# [WORK REQUIRED]
Copy the records below exactly, leaving out any pictures.

# [ROWS]
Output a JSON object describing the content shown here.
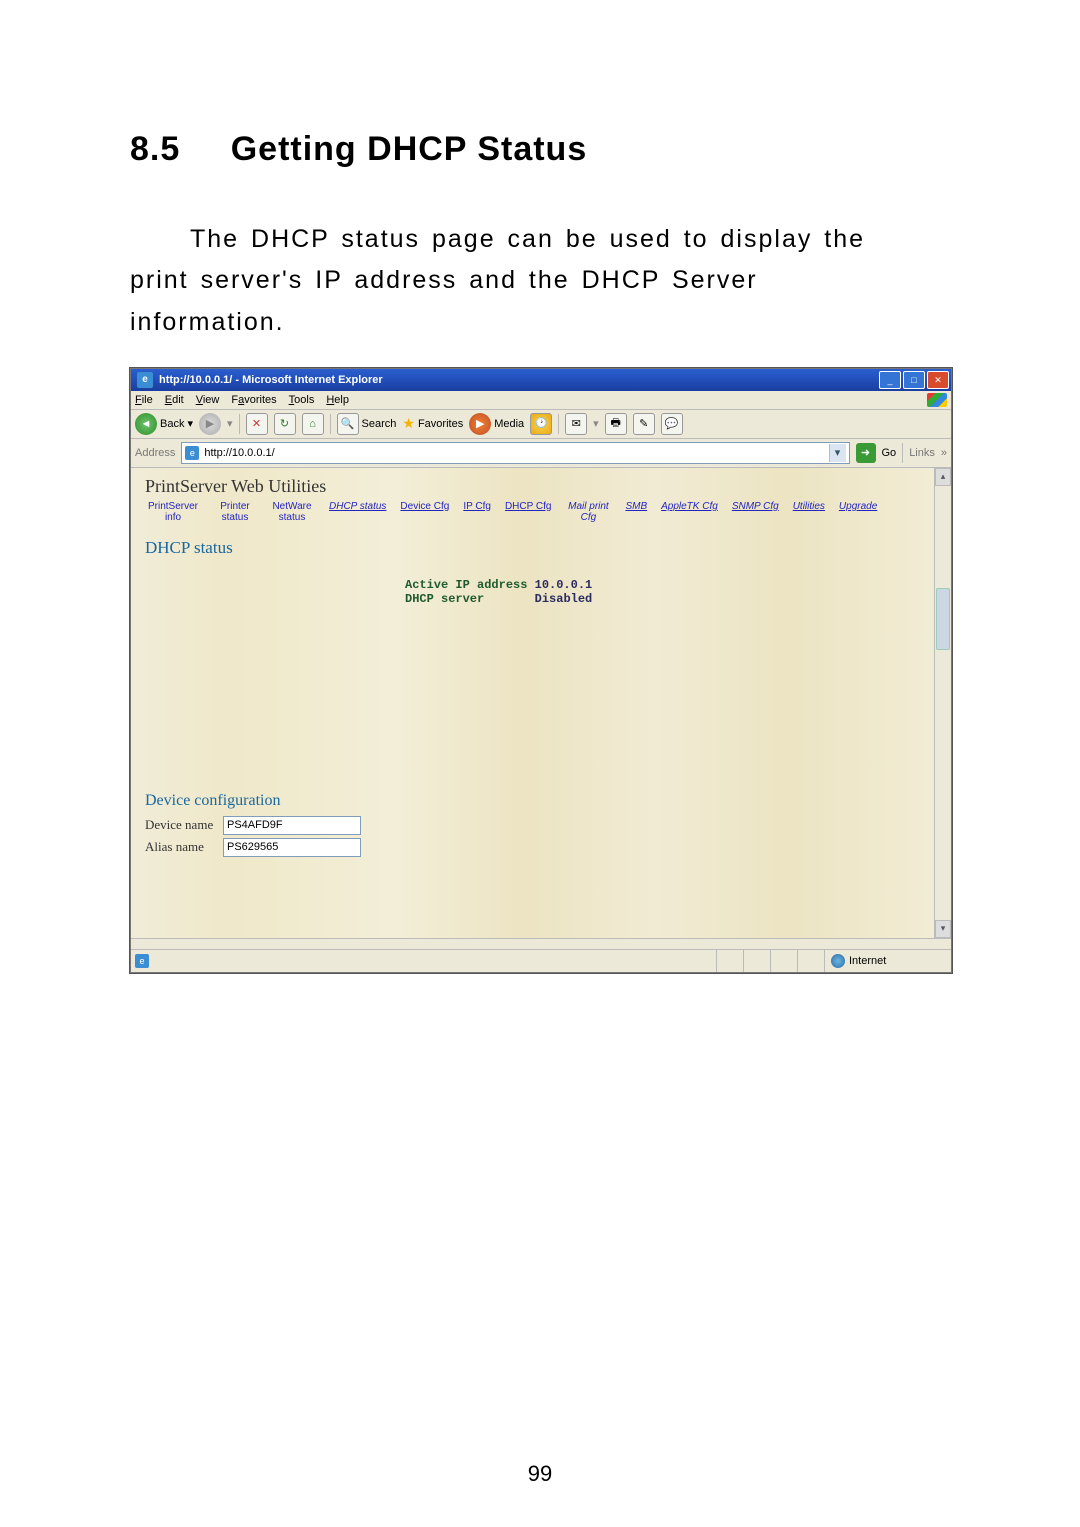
{
  "doc": {
    "section_number": "8.5",
    "section_title": "Getting DHCP Status",
    "paragraph_a": "The DHCP status page can be used to display the",
    "paragraph_b": "print server's IP address and the DHCP Server",
    "paragraph_c": "information.",
    "page_number": "99"
  },
  "window": {
    "title": "http://10.0.0.1/ - Microsoft Internet Explorer",
    "min": "_",
    "max": "□",
    "close": "✕"
  },
  "menu": {
    "file": "File",
    "edit": "Edit",
    "view": "View",
    "favorites": "Favorites",
    "tools": "Tools",
    "help": "Help"
  },
  "toolbar": {
    "back": "Back",
    "forward": "▶",
    "stop": "✕",
    "refresh": "↻",
    "home": "⌂",
    "search": "Search",
    "favorites": "Favorites",
    "media": "Media",
    "history": "🕑",
    "mail": "✉",
    "print": "🖶",
    "edit": "✎",
    "discuss": "💬"
  },
  "address": {
    "label": "Address",
    "value": "http://10.0.0.1/",
    "go": "Go",
    "links": "Links",
    "chevron": "»"
  },
  "page": {
    "utilities_title": "PrintServer  Web  Utilities",
    "nav": {
      "printserver_info": "PrintServer info",
      "printer_status": "Printer status",
      "netware_status": "NetWare status",
      "dhcp_status": "DHCP status",
      "device_cfg": "Device Cfg",
      "ip_cfg": "IP Cfg",
      "dhcp_cfg": "DHCP Cfg",
      "mail_print_cfg": "Mail print Cfg",
      "smb": "SMB",
      "appletk_cfg": "AppleTK Cfg",
      "snmp_cfg": "SNMP Cfg",
      "utilities": "Utilities",
      "upgrade": "Upgrade"
    },
    "dhcp_heading": "DHCP status",
    "line1_label": "Active IP address",
    "line1_value": "10.0.0.1",
    "line2_label": "DHCP server",
    "line2_value": "Disabled",
    "dev_cfg_heading": "Device configuration",
    "device_name_label": "Device name",
    "device_name_value": "PS4AFD9F",
    "alias_name_label": "Alias name",
    "alias_name_value": "PS629565"
  },
  "status": {
    "zone": "Internet"
  }
}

# [EXERCISE ANSWER]
Output a JSON object describing the content shown here.
{
  "doc": {
    "section_number": "8.5",
    "section_title": "Getting DHCP Status",
    "paragraph_a": "The DHCP status page can be used to display the",
    "paragraph_b": "print server's IP address and the DHCP Server",
    "paragraph_c": "information.",
    "page_number": "99"
  },
  "window": {
    "title": "http://10.0.0.1/ - Microsoft Internet Explorer",
    "min": "_",
    "max": "□",
    "close": "✕"
  },
  "menu": {
    "file": "File",
    "edit": "Edit",
    "view": "View",
    "favorites": "Favorites",
    "tools": "Tools",
    "help": "Help"
  },
  "toolbar": {
    "back": "Back",
    "forward": "▶",
    "stop": "✕",
    "refresh": "↻",
    "home": "⌂",
    "search": "Search",
    "favorites": "Favorites",
    "media": "Media",
    "history": "🕑",
    "mail": "✉",
    "print": "🖶",
    "edit": "✎",
    "discuss": "💬"
  },
  "address": {
    "label": "Address",
    "value": "http://10.0.0.1/",
    "go": "Go",
    "links": "Links",
    "chevron": "»"
  },
  "page": {
    "utilities_title": "PrintServer  Web  Utilities",
    "nav": {
      "printserver_info": "PrintServer info",
      "printer_status": "Printer status",
      "netware_status": "NetWare status",
      "dhcp_status": "DHCP status",
      "device_cfg": "Device Cfg",
      "ip_cfg": "IP Cfg",
      "dhcp_cfg": "DHCP Cfg",
      "mail_print_cfg": "Mail print Cfg",
      "smb": "SMB",
      "appletk_cfg": "AppleTK Cfg",
      "snmp_cfg": "SNMP Cfg",
      "utilities": "Utilities",
      "upgrade": "Upgrade"
    },
    "dhcp_heading": "DHCP status",
    "line1_label": "Active IP address",
    "line1_value": "10.0.0.1",
    "line2_label": "DHCP server",
    "line2_value": "Disabled",
    "dev_cfg_heading": "Device configuration",
    "device_name_label": "Device name",
    "device_name_value": "PS4AFD9F",
    "alias_name_label": "Alias name",
    "alias_name_value": "PS629565"
  },
  "status": {
    "zone": "Internet"
  }
}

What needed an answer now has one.